* Rows:
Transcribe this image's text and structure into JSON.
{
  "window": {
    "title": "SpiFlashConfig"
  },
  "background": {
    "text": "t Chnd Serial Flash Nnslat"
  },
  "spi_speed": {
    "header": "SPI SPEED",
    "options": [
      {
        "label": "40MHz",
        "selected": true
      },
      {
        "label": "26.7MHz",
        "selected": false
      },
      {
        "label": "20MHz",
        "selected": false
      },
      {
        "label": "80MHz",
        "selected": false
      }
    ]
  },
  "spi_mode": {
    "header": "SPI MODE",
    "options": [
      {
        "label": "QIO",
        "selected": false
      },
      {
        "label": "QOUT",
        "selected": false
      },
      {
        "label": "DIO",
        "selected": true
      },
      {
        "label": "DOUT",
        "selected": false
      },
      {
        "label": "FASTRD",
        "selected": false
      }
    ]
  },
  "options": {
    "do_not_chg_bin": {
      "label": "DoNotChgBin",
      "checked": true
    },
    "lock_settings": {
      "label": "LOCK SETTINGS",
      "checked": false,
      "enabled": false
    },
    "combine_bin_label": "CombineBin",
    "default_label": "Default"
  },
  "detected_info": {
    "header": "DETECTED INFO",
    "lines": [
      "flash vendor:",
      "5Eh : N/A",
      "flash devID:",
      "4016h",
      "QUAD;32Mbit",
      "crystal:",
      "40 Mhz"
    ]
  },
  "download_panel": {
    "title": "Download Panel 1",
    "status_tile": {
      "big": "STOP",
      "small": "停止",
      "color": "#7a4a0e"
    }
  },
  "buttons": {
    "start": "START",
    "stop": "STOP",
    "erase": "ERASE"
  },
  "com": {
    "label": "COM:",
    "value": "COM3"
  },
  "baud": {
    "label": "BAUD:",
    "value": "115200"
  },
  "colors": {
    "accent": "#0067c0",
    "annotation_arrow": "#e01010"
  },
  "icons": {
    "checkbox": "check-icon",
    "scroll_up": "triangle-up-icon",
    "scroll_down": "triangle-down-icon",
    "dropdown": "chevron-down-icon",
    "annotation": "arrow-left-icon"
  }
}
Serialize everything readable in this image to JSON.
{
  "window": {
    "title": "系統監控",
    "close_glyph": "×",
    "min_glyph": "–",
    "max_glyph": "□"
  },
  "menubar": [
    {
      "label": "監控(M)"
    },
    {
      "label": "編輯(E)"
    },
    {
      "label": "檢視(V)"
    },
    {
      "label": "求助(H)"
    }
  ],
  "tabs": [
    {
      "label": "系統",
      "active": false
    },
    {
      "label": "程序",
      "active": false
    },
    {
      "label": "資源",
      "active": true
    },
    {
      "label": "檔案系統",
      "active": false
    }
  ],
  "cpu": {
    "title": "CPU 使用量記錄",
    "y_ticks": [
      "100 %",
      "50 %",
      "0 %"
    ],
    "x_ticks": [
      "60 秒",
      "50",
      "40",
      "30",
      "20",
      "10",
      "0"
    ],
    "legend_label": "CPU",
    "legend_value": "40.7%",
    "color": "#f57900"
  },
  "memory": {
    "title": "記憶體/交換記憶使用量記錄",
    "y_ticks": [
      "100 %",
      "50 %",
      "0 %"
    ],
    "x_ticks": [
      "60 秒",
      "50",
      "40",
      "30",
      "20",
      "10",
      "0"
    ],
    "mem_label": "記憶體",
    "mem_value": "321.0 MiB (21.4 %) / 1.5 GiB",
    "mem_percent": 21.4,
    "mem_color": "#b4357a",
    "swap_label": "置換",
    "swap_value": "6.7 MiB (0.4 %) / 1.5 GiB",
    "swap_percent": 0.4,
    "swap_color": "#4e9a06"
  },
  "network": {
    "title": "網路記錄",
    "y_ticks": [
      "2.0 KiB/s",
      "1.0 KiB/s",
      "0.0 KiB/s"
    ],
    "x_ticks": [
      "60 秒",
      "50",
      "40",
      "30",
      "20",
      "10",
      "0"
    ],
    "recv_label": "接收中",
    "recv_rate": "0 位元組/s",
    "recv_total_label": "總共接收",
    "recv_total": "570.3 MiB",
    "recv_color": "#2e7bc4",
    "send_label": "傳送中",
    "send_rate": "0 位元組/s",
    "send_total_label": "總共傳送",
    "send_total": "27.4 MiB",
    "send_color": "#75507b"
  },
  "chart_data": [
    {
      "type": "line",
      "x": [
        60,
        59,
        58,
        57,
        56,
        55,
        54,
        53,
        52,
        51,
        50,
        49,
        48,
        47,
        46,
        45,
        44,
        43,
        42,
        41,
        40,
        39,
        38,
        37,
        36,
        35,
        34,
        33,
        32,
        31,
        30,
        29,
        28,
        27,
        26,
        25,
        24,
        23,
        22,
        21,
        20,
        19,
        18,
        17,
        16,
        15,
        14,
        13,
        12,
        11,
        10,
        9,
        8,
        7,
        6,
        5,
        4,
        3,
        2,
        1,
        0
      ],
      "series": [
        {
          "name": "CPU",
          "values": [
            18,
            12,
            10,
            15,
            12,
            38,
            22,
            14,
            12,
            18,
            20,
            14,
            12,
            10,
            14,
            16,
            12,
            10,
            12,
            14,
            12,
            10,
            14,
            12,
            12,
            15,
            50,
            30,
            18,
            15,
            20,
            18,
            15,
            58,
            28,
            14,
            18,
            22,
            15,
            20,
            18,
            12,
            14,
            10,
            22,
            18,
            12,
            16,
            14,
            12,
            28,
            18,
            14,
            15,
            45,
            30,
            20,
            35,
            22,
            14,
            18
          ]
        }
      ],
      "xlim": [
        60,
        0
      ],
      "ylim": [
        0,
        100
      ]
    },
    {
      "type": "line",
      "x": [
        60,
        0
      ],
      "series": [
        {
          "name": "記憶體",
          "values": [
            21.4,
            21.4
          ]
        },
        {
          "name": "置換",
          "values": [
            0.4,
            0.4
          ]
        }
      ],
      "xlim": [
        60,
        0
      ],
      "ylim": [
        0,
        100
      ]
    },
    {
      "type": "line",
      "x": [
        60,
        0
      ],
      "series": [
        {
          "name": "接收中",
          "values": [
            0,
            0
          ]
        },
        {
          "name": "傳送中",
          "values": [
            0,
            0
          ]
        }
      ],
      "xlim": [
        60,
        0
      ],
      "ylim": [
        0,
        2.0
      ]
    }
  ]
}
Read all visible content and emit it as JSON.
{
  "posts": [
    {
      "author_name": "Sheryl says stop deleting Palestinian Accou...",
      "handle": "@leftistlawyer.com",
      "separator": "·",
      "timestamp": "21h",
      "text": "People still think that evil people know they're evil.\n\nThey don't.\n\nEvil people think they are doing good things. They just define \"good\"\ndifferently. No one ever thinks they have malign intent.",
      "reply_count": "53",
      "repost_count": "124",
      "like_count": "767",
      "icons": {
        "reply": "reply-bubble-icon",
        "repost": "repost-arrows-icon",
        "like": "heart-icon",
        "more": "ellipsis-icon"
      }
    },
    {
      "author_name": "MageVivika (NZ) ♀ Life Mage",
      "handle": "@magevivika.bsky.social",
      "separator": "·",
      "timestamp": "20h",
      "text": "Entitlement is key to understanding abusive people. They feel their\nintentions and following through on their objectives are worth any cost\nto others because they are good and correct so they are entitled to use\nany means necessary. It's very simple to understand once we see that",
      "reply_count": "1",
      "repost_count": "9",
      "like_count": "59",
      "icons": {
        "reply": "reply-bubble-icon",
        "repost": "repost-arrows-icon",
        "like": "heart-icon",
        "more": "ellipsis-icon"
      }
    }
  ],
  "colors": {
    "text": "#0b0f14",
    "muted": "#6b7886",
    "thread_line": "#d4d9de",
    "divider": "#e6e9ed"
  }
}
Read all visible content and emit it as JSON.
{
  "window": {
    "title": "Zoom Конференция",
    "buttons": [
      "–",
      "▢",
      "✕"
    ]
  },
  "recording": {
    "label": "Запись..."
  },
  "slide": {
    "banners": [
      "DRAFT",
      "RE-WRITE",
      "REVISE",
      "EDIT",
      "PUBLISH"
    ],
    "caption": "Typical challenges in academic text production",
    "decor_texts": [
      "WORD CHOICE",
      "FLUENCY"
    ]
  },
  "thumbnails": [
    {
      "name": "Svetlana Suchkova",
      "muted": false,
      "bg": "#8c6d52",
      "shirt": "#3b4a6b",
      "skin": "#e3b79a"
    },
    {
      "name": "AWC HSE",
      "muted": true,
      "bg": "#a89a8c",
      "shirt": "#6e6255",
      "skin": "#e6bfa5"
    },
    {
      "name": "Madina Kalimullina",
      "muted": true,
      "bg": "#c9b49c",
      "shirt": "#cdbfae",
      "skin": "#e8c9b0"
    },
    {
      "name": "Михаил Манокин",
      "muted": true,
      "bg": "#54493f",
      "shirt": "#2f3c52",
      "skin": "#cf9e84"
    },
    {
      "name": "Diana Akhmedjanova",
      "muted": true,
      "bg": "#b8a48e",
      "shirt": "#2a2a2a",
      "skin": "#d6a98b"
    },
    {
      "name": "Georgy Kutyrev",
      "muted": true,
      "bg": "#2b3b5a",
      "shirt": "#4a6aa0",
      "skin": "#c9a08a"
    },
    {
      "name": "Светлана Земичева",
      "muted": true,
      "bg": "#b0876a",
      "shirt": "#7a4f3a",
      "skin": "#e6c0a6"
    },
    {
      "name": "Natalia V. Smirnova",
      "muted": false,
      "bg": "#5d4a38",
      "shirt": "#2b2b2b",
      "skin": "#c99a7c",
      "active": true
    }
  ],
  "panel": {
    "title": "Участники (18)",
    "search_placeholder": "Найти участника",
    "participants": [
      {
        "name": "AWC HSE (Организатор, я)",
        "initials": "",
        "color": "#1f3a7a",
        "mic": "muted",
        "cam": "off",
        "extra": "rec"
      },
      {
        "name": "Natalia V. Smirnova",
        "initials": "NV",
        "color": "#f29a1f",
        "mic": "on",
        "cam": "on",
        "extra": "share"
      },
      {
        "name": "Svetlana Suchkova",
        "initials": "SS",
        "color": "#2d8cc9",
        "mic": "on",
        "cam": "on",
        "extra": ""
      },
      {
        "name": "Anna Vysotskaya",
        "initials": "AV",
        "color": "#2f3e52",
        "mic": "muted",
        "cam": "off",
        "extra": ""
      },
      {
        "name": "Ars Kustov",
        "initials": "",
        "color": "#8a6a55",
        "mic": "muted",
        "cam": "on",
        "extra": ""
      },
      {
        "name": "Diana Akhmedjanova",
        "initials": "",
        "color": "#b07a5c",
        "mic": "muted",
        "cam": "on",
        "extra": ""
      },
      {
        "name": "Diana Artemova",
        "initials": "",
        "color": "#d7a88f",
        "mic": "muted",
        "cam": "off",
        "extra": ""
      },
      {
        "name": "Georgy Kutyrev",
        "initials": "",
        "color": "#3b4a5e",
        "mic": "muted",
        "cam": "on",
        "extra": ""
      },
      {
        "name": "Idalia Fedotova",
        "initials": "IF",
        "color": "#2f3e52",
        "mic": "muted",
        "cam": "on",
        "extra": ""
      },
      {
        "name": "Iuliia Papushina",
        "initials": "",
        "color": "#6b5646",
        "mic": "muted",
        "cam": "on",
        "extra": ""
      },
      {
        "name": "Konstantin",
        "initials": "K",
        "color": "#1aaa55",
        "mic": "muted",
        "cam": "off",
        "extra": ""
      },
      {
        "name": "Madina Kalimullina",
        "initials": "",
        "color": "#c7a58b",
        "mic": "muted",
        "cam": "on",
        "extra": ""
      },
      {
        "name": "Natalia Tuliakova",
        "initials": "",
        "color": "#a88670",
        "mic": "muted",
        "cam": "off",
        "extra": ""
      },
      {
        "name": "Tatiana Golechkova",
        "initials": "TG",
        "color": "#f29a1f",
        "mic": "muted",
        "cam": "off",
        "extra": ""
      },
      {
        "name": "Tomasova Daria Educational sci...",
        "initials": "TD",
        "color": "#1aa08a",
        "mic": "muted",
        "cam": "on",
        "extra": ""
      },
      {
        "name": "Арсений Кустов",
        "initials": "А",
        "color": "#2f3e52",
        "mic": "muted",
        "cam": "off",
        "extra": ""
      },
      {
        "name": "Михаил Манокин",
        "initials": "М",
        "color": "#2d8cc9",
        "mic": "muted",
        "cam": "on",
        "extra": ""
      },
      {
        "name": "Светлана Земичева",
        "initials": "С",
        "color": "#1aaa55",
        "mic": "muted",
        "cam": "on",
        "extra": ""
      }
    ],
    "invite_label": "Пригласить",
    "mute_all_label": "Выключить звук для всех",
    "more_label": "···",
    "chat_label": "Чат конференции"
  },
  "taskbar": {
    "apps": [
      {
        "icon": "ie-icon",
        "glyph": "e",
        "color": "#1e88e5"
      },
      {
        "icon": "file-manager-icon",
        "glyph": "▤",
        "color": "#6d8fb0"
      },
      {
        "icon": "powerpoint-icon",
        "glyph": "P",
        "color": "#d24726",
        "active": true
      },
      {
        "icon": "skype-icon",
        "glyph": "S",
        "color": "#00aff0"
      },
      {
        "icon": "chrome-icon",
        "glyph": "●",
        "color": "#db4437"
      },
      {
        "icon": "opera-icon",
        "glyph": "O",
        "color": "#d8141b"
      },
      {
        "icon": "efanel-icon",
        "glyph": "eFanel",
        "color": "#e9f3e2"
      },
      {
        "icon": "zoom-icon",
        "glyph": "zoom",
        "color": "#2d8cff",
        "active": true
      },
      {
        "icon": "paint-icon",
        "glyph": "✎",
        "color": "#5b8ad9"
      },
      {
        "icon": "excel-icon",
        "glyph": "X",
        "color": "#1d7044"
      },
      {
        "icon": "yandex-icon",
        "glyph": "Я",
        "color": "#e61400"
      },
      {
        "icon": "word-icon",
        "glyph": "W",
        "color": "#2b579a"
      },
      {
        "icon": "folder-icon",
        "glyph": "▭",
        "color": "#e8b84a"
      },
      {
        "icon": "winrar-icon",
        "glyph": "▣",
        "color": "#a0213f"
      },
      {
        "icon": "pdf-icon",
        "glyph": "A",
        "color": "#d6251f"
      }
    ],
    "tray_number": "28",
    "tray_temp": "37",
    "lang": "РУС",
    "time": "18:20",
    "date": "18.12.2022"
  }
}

* Set exercise:
Search the data for the word "JSON" and copy each line where it appears.

* Final result:
Transcribe this image's text and structure into JSON.
Serialize everything readable in this image to JSON.
Read all visible content and emit it as JSON.
Read all visible content and emit it as JSON.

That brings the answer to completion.